## [EXERCISE BRIEF]
Repeat the records below exactly.

## [LISTING]
::::::::
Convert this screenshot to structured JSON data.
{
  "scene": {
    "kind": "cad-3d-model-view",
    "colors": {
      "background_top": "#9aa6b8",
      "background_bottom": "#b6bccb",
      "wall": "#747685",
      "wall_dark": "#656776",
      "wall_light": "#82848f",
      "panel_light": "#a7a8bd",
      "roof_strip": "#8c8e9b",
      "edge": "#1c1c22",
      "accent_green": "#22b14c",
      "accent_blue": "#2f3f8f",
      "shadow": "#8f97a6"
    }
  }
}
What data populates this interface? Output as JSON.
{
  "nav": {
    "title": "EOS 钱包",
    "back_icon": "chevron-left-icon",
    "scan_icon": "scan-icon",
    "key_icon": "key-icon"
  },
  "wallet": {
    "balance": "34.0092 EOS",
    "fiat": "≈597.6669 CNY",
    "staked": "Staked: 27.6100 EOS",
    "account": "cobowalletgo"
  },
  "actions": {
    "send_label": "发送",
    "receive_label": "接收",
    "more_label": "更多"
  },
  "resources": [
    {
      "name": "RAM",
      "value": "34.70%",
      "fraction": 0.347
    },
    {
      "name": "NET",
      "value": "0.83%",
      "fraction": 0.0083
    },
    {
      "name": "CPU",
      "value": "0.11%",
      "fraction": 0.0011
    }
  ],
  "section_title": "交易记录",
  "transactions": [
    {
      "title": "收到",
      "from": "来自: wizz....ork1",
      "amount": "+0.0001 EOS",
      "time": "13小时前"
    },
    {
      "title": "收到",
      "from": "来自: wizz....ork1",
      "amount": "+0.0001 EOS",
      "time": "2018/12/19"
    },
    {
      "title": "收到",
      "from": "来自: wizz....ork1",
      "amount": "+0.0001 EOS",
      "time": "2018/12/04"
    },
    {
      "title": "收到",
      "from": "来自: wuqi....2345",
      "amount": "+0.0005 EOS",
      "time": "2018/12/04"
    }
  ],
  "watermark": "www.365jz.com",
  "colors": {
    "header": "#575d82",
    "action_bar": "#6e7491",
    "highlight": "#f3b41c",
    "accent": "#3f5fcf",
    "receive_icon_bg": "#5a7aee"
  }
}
::::::::
## [RESULT OF THE TASK]
Convert this screenshot to structured JSON data.
{
  "scene": {
    "kind": "cad-3d-model-view",
    "colors": {
      "background_top": "#9aa6b8",
      "background_bottom": "#b6bccb",
      "wall": "#747685",
      "wall_dark": "#656776",
      "wall_light": "#82848f",
      "panel_light": "#a7a8bd",
      "roof_strip": "#8c8e9b",
      "edge": "#1c1c22",
      "accent_green": "#22b14c",
      "accent_blue": "#2f3f8f",
      "shadow": "#8f97a6"
    }
  }
}
What data populates this interface? Output as JSON.
{
  "nav": {
    "title": "EOS 钱包",
    "back_icon": "chevron-left-icon",
    "scan_icon": "scan-icon",
    "key_icon": "key-icon"
  },
  "wallet": {
    "balance": "34.0092 EOS",
    "fiat": "≈597.6669 CNY",
    "staked": "Staked: 27.6100 EOS",
    "account": "cobowalletgo"
  },
  "actions": {
    "send_label": "发送",
    "receive_label": "接收",
    "more_label": "更多"
  },
  "resources": [
    {
      "name": "RAM",
      "value": "34.70%",
      "fraction": 0.347
    },
    {
      "name": "NET",
      "value": "0.83%",
      "fraction": 0.0083
    },
    {
      "name": "CPU",
      "value": "0.11%",
      "fraction": 0.0011
    }
  ],
  "section_title": "交易记录",
  "transactions": [
    {
      "title": "收到",
      "from": "来自: wizz....ork1",
      "amount": "+0.0001 EOS",
      "time": "13小时前"
    },
    {
      "title": "收到",
      "from": "来自: wizz....ork1",
      "amount": "+0.0001 EOS",
      "time": "2018/12/19"
    },
    {
      "title": "收到",
      "from": "来自: wizz....ork1",
      "amount": "+0.0001 EOS",
      "time": "2018/12/04"
    },
    {
      "title": "收到",
      "from": "来自: wuqi....2345",
      "amount": "+0.0005 EOS",
      "time": "2018/12/04"
    }
  ],
  "watermark": "www.365jz.com",
  "colors": {
    "header": "#575d82",
    "action_bar": "#6e7491",
    "highlight": "#f3b41c",
    "accent": "#3f5fcf",
    "receive_icon_bg": "#5a7aee"
  }
}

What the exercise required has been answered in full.